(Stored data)
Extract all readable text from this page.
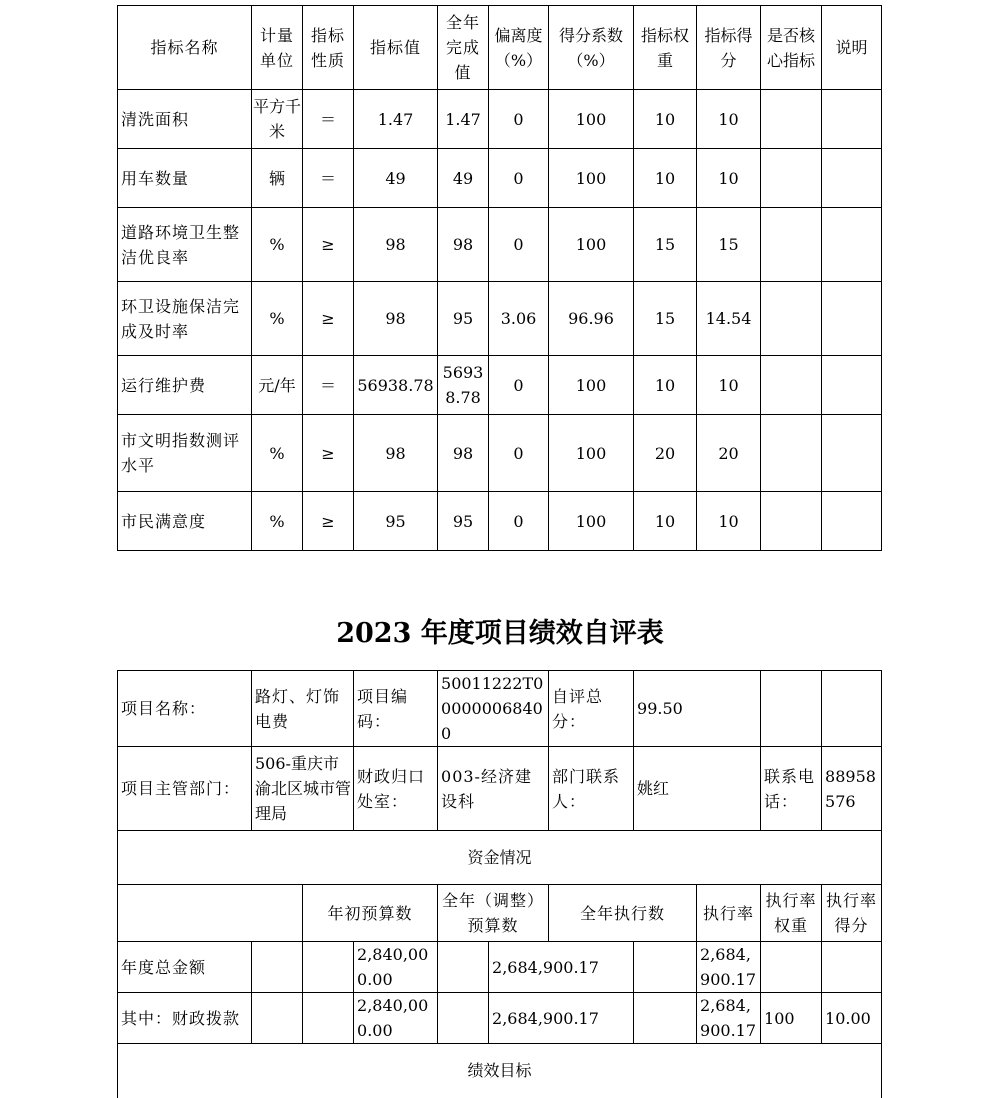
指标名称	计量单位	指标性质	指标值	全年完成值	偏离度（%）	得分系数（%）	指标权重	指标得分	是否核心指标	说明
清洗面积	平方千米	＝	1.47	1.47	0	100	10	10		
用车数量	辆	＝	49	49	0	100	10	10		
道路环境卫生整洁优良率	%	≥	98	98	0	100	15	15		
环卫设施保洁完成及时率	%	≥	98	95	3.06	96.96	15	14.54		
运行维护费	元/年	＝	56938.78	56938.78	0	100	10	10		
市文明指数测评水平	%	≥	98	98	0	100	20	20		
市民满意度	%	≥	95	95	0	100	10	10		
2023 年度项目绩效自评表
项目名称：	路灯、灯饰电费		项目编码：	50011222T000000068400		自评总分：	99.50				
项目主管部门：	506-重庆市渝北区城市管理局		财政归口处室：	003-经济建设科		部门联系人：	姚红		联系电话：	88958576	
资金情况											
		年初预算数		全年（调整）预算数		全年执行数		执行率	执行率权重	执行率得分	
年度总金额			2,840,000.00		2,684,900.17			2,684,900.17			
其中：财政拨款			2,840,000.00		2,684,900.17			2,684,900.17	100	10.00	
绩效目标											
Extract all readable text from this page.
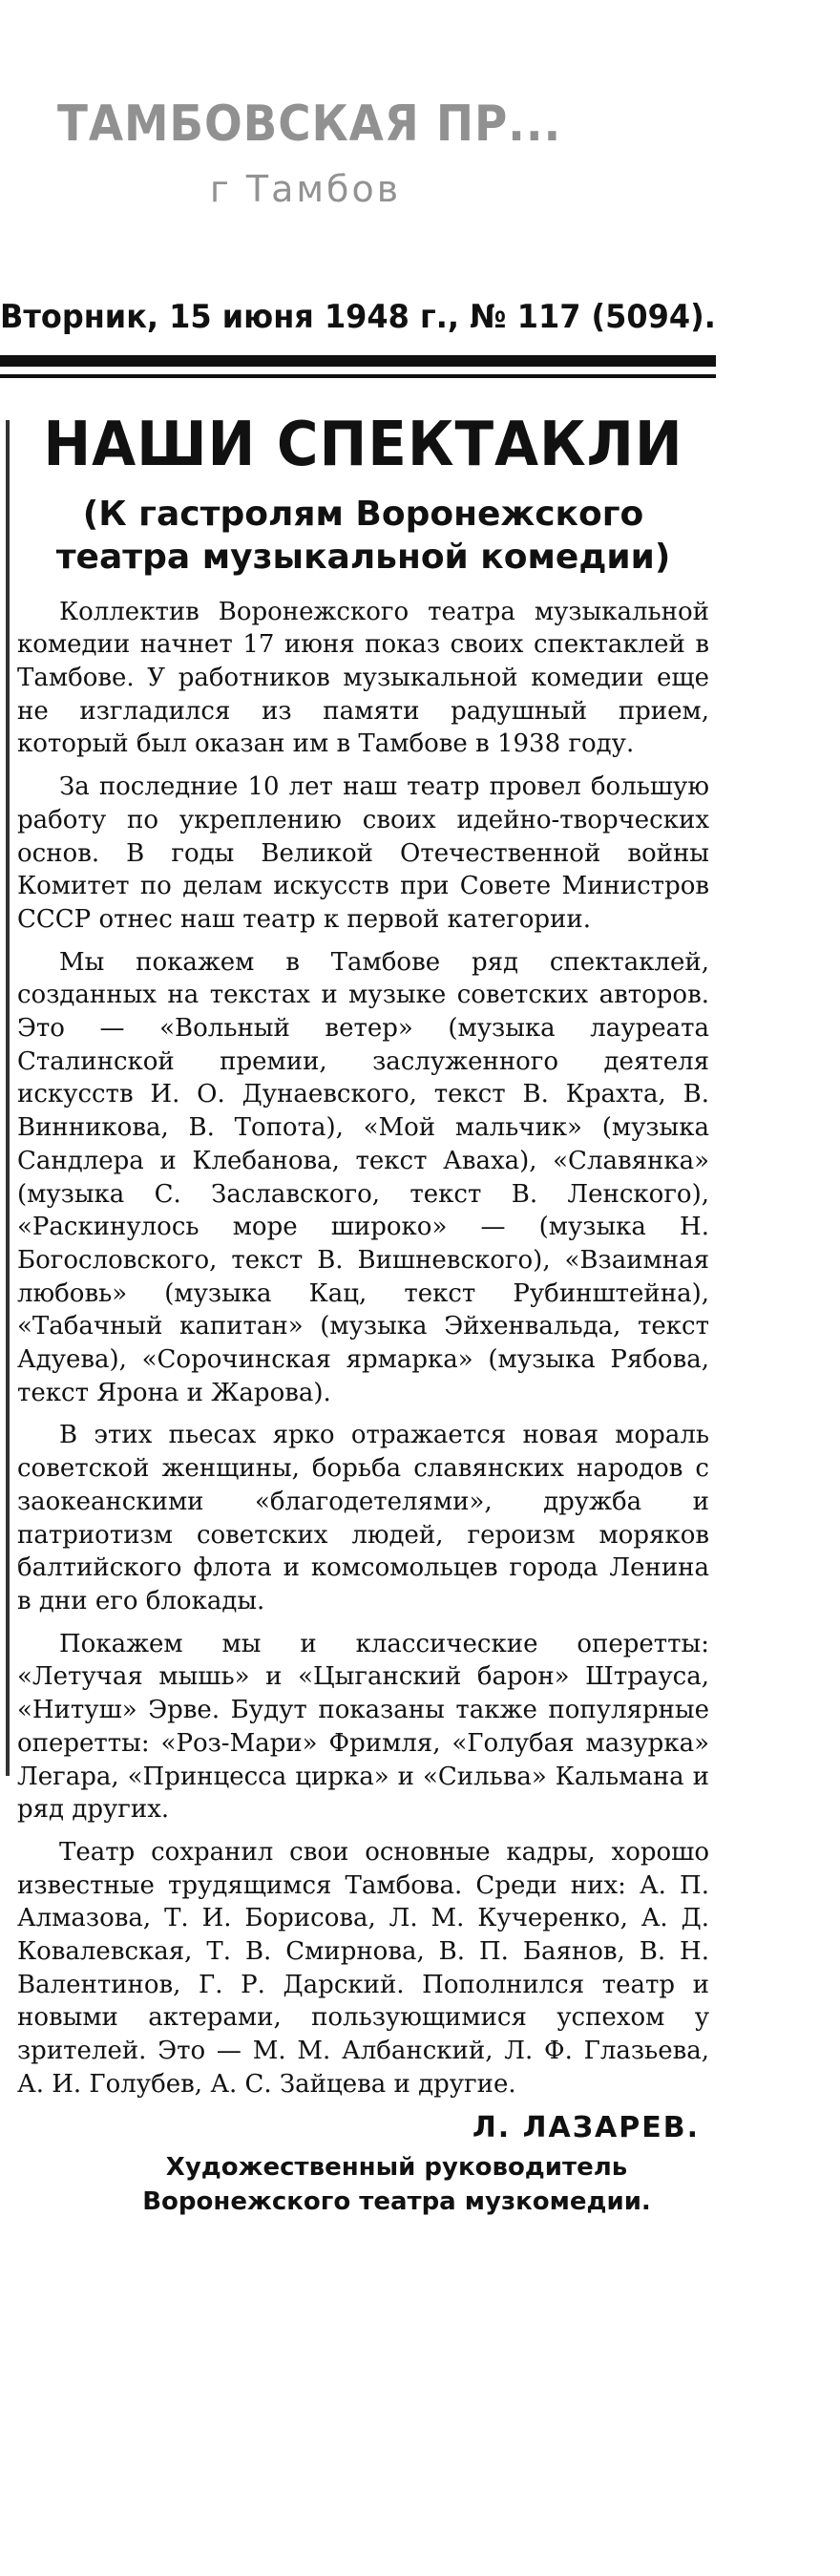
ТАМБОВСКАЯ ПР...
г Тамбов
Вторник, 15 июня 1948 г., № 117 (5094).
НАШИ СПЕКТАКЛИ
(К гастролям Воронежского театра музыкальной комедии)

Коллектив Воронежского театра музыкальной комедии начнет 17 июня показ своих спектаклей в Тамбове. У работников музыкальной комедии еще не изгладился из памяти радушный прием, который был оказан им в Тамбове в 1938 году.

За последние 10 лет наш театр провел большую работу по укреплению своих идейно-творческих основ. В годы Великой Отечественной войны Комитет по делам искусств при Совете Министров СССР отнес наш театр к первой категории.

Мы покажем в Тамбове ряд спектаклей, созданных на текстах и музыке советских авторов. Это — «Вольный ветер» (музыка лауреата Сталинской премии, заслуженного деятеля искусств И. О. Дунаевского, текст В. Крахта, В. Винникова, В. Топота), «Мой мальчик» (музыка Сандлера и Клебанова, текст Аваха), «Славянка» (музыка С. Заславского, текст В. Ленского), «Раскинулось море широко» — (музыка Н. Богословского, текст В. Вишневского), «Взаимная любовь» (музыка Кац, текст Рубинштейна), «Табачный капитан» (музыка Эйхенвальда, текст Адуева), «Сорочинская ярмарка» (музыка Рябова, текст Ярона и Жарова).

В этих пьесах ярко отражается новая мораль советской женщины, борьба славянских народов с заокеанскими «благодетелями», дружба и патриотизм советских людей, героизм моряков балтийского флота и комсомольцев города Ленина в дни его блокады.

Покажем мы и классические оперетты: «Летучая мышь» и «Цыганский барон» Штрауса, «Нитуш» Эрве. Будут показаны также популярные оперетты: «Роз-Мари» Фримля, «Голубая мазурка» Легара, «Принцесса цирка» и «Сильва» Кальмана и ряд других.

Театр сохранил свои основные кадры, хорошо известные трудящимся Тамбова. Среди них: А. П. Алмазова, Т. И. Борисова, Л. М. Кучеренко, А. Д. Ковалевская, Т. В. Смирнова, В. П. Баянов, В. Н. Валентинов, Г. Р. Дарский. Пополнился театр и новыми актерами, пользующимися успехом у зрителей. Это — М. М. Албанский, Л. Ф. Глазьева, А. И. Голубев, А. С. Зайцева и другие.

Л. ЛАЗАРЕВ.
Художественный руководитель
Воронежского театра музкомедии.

▸ GIVEN EXERCISE
Copy the data word for word. Pictures do not go in the copy.

▸ RESPONSE
Extract all readable text from this page.
指标名称	计量单位	指标性质	指标值	全年完成值	偏离度（%）	得分系数（%）	指标权重	指标得分	是否核心指标	说明
清洗面积	平方千米	＝	1.47	1.47	0	100	10	10		
用车数量	辆	＝	49	49	0	100	10	10		
道路环境卫生整洁优良率	%	≥	98	98	0	100	15	15		
环卫设施保洁完成及时率	%	≥	98	95	3.06	96.96	15	14.54		
运行维护费	元/年	＝	56938.78	56938.78	0	100	10	10		
市文明指数测评水平	%	≥	98	98	0	100	20	20		
市民满意度	%	≥	95	95	0	100	10	10		
2023 年度项目绩效自评表
项目名称：	路灯、灯饰电费		项目编码：	50011222T000000068400		自评总分：	99.50				
项目主管部门：	506-重庆市渝北区城市管理局		财政归口处室：	003-经济建设科		部门联系人：	姚红		联系电话：	88958576	
资金情况											
		年初预算数		全年（调整）预算数		全年执行数		执行率	执行率权重	执行率得分	
年度总金额			2,840,000.00		2,684,900.17			2,684,900.17			
其中：财政拨款			2,840,000.00		2,684,900.17			2,684,900.17	100	10.00	
绩效目标											
Extract all readable text from this page.
ТАМБОВСКАЯ ПР...
г Тамбов
Вторник, 15 июня 1948 г., № 117 (5094).
НАШИ СПЕКТАКЛИ
(К гастролям Воронежского театра музыкальной комедии)

Коллектив Воронежского театра музыкальной комедии начнет 17 июня показ своих спектаклей в Тамбове. У работников музыкальной комедии еще не изгладился из памяти радушный прием, который был оказан им в Тамбове в 1938 году.

За последние 10 лет наш театр провел большую работу по укреплению своих идейно-творческих основ. В годы Великой Отечественной войны Комитет по делам искусств при Совете Министров СССР отнес наш театр к первой категории.

Мы покажем в Тамбове ряд спектаклей, созданных на текстах и музыке советских авторов. Это — «Вольный ветер» (музыка лауреата Сталинской премии, заслуженного деятеля искусств И. О. Дунаевского, текст В. Крахта, В. Винникова, В. Топота), «Мой мальчик» (музыка Сандлера и Клебанова, текст Аваха), «Славянка» (музыка С. Заславского, текст В. Ленского), «Раскинулось море широко» — (музыка Н. Богословского, текст В. Вишневского), «Взаимная любовь» (музыка Кац, текст Рубинштейна), «Табачный капитан» (музыка Эйхенвальда, текст Адуева), «Сорочинская ярмарка» (музыка Рябова, текст Ярона и Жарова).

В этих пьесах ярко отражается новая мораль советской женщины, борьба славянских народов с заокеанскими «благодетелями», дружба и патриотизм советских людей, героизм моряков балтийского флота и комсомольцев города Ленина в дни его блокады.

Покажем мы и классические оперетты: «Летучая мышь» и «Цыганский барон» Штрауса, «Нитуш» Эрве. Будут показаны также популярные оперетты: «Роз-Мари» Фримля, «Голубая мазурка» Легара, «Принцесса цирка» и «Сильва» Кальмана и ряд других.

Театр сохранил свои основные кадры, хорошо известные трудящимся Тамбова. Среди них: А. П. Алмазова, Т. И. Борисова, Л. М. Кучеренко, А. Д. Ковалевская, Т. В. Смирнова, В. П. Баянов, В. Н. Валентинов, Г. Р. Дарский. Пополнился театр и новыми актерами, пользующимися успехом у зрителей. Это — М. М. Албанский, Л. Ф. Глазьева, А. И. Голубев, А. С. Зайцева и другие.

Л. ЛАЗАРЕВ.
Художественный руководитель
Воронежского театра музкомедии.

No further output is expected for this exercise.